# GIVEN PROBLEM
Copy every entry exactly as given, minus the images.
## Begin
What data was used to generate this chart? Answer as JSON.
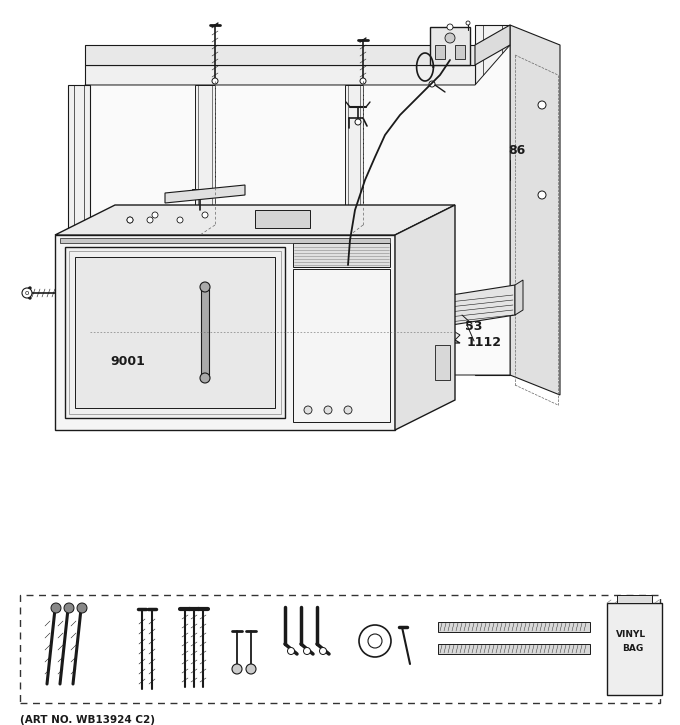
{
  "bg_color": "#ffffff",
  "lc": "#1a1a1a",
  "dc": "#666666",
  "art_no": "(ART NO. WB13924 C2)",
  "label_9001": "9001",
  "label_53": "53",
  "label_1112": "1112",
  "label_86": "86",
  "label_fontsize": 9,
  "art_fontsize": 7.5,
  "figw": 6.8,
  "figh": 7.25,
  "dpi": 100
}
## End
# COMPLETED EXERCISE
What data was used to generate this chart? Answer as JSON.
{
  "bg_color": "#ffffff",
  "lc": "#1a1a1a",
  "dc": "#666666",
  "art_no": "(ART NO. WB13924 C2)",
  "label_9001": "9001",
  "label_53": "53",
  "label_1112": "1112",
  "label_86": "86",
  "label_fontsize": 9,
  "art_fontsize": 7.5,
  "figw": 6.8,
  "figh": 7.25,
  "dpi": 100
}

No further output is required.